> [Exercise brief]
Repeat the listing in full, preserving every character.

> [Provided records]
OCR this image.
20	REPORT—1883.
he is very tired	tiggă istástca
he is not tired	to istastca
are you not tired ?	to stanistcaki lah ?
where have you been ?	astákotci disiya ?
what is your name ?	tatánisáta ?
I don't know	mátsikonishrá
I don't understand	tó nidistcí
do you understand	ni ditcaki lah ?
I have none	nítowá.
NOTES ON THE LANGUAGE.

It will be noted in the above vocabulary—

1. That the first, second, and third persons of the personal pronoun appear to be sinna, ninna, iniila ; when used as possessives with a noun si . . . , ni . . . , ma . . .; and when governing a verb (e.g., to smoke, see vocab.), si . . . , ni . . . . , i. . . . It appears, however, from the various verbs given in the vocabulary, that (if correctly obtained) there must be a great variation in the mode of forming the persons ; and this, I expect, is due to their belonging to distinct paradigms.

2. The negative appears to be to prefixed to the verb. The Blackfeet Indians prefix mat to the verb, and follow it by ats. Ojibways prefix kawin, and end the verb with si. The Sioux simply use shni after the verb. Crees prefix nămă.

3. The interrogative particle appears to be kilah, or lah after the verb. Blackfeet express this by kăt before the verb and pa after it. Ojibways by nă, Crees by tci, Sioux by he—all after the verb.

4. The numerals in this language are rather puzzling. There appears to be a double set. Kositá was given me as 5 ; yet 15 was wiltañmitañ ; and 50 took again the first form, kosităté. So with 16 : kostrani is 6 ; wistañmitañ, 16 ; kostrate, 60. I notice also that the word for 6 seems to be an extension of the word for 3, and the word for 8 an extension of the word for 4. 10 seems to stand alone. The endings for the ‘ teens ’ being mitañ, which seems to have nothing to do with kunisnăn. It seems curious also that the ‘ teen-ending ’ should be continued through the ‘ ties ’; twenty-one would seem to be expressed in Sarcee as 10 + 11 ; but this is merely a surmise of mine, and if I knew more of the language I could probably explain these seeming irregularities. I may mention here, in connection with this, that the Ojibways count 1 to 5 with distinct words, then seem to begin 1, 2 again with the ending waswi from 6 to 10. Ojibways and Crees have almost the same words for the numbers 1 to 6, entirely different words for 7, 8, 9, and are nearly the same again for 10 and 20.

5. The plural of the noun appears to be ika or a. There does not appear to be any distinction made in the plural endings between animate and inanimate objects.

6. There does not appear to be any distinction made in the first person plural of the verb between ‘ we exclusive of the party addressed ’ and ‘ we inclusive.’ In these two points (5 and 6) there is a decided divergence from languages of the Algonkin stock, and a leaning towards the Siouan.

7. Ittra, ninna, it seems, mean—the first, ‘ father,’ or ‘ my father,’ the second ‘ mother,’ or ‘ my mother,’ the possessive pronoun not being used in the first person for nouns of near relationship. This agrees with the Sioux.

> [Solution to this problem]
OCR this image.
20	REPORT—1883.
he is very tired	tiggă istástca
he is not tired	to istastca
are you not tired ?	to stanistcaki lah ?
where have you been ?	astákotci disiya ?
what is your name ?	tatánisáta ?
I don't know	mátsikonishrá
I don't understand	tó nidistcí
do you understand	ni ditcaki lah ?
I have none	nítowá.
NOTES ON THE LANGUAGE.

It will be noted in the above vocabulary—

1. That the first, second, and third persons of the personal pronoun appear to be sinna, ninna, iniila ; when used as possessives with a noun si . . . , ni . . . , ma . . .; and when governing a verb (e.g., to smoke, see vocab.), si . . . , ni . . . . , i. . . . It appears, however, from the various verbs given in the vocabulary, that (if correctly obtained) there must be a great variation in the mode of forming the persons ; and this, I expect, is due to their belonging to distinct paradigms.

2. The negative appears to be to prefixed to the verb. The Blackfeet Indians prefix mat to the verb, and follow it by ats. Ojibways prefix kawin, and end the verb with si. The Sioux simply use shni after the verb. Crees prefix nămă.

3. The interrogative particle appears to be kilah, or lah after the verb. Blackfeet express this by kăt before the verb and pa after it. Ojibways by nă, Crees by tci, Sioux by he—all after the verb.

4. The numerals in this language are rather puzzling. There appears to be a double set. Kositá was given me as 5 ; yet 15 was wiltañmitañ ; and 50 took again the first form, kosităté. So with 16 : kostrani is 6 ; wistañmitañ, 16 ; kostrate, 60. I notice also that the word for 6 seems to be an extension of the word for 3, and the word for 8 an extension of the word for 4. 10 seems to stand alone. The endings for the ‘ teens ’ being mitañ, which seems to have nothing to do with kunisnăn. It seems curious also that the ‘ teen-ending ’ should be continued through the ‘ ties ’; twenty-one would seem to be expressed in Sarcee as 10 + 11 ; but this is merely a surmise of mine, and if I knew more of the language I could probably explain these seeming irregularities. I may mention here, in connection with this, that the Ojibways count 1 to 5 with distinct words, then seem to begin 1, 2 again with the ending waswi from 6 to 10. Ojibways and Crees have almost the same words for the numbers 1 to 6, entirely different words for 7, 8, 9, and are nearly the same again for 10 and 20.

5. The plural of the noun appears to be ika or a. There does not appear to be any distinction made in the plural endings between animate and inanimate objects.

6. There does not appear to be any distinction made in the first person plural of the verb between ‘ we exclusive of the party addressed ’ and ‘ we inclusive.’ In these two points (5 and 6) there is a decided divergence from languages of the Algonkin stock, and a leaning towards the Siouan.

7. Ittra, ninna, it seems, mean—the first, ‘ father,’ or ‘ my father,’ the second ‘ mother,’ or ‘ my mother,’ the possessive pronoun not being used in the first person for nouns of near relationship. This agrees with the Sioux.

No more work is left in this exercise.